Every line of the material is to be repeated exactly as it stands.

________________________

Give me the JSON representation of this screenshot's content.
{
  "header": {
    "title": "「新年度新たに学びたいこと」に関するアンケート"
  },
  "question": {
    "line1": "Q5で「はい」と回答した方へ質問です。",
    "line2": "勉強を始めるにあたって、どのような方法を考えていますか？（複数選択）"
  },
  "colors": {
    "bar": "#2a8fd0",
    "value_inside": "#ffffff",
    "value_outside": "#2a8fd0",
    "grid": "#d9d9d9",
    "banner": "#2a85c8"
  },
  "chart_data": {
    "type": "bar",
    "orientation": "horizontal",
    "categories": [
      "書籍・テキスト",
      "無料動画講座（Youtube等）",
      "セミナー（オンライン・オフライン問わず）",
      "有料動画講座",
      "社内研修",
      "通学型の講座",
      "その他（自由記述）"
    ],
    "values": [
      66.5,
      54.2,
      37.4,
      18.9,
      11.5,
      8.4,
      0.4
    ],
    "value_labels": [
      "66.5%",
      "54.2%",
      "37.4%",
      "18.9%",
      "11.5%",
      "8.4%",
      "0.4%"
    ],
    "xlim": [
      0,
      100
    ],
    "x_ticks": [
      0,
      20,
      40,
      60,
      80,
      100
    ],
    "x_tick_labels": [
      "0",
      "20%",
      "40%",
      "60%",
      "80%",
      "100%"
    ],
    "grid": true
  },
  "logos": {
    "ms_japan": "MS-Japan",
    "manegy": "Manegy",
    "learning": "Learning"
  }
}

________________________

WRITTEN RESPONSE =>
Give me the JSON representation of this screenshot's content.
{
  "header": {
    "title": "「新年度新たに学びたいこと」に関するアンケート"
  },
  "question": {
    "line1": "Q5で「はい」と回答した方へ質問です。",
    "line2": "勉強を始めるにあたって、どのような方法を考えていますか？（複数選択）"
  },
  "colors": {
    "bar": "#2a8fd0",
    "value_inside": "#ffffff",
    "value_outside": "#2a8fd0",
    "grid": "#d9d9d9",
    "banner": "#2a85c8"
  },
  "chart_data": {
    "type": "bar",
    "orientation": "horizontal",
    "categories": [
      "書籍・テキスト",
      "無料動画講座（Youtube等）",
      "セミナー（オンライン・オフライン問わず）",
      "有料動画講座",
      "社内研修",
      "通学型の講座",
      "その他（自由記述）"
    ],
    "values": [
      66.5,
      54.2,
      37.4,
      18.9,
      11.5,
      8.4,
      0.4
    ],
    "value_labels": [
      "66.5%",
      "54.2%",
      "37.4%",
      "18.9%",
      "11.5%",
      "8.4%",
      "0.4%"
    ],
    "xlim": [
      0,
      100
    ],
    "x_ticks": [
      0,
      20,
      40,
      60,
      80,
      100
    ],
    "x_tick_labels": [
      "0",
      "20%",
      "40%",
      "60%",
      "80%",
      "100%"
    ],
    "grid": true
  },
  "logos": {
    "ms_japan": "MS-Japan",
    "manegy": "Manegy",
    "learning": "Learning"
  }
}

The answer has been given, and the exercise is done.